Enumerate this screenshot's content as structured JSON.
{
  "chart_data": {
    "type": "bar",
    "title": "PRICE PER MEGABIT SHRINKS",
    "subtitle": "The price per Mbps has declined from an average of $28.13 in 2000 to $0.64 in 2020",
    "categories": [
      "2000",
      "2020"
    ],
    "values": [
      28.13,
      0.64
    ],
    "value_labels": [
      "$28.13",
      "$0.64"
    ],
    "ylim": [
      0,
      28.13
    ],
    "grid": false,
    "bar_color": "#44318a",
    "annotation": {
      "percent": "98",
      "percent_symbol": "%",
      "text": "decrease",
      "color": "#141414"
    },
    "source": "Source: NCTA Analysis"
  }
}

* Task instructions
Output the data above exactly, please, line for line.

* Worked answer
Enumerate this screenshot's content as structured JSON.
{
  "chart_data": {
    "type": "bar",
    "title": "PRICE PER MEGABIT SHRINKS",
    "subtitle": "The price per Mbps has declined from an average of $28.13 in 2000 to $0.64 in 2020",
    "categories": [
      "2000",
      "2020"
    ],
    "values": [
      28.13,
      0.64
    ],
    "value_labels": [
      "$28.13",
      "$0.64"
    ],
    "ylim": [
      0,
      28.13
    ],
    "grid": false,
    "bar_color": "#44318a",
    "annotation": {
      "percent": "98",
      "percent_symbol": "%",
      "text": "decrease",
      "color": "#141414"
    },
    "source": "Source: NCTA Analysis"
  }
}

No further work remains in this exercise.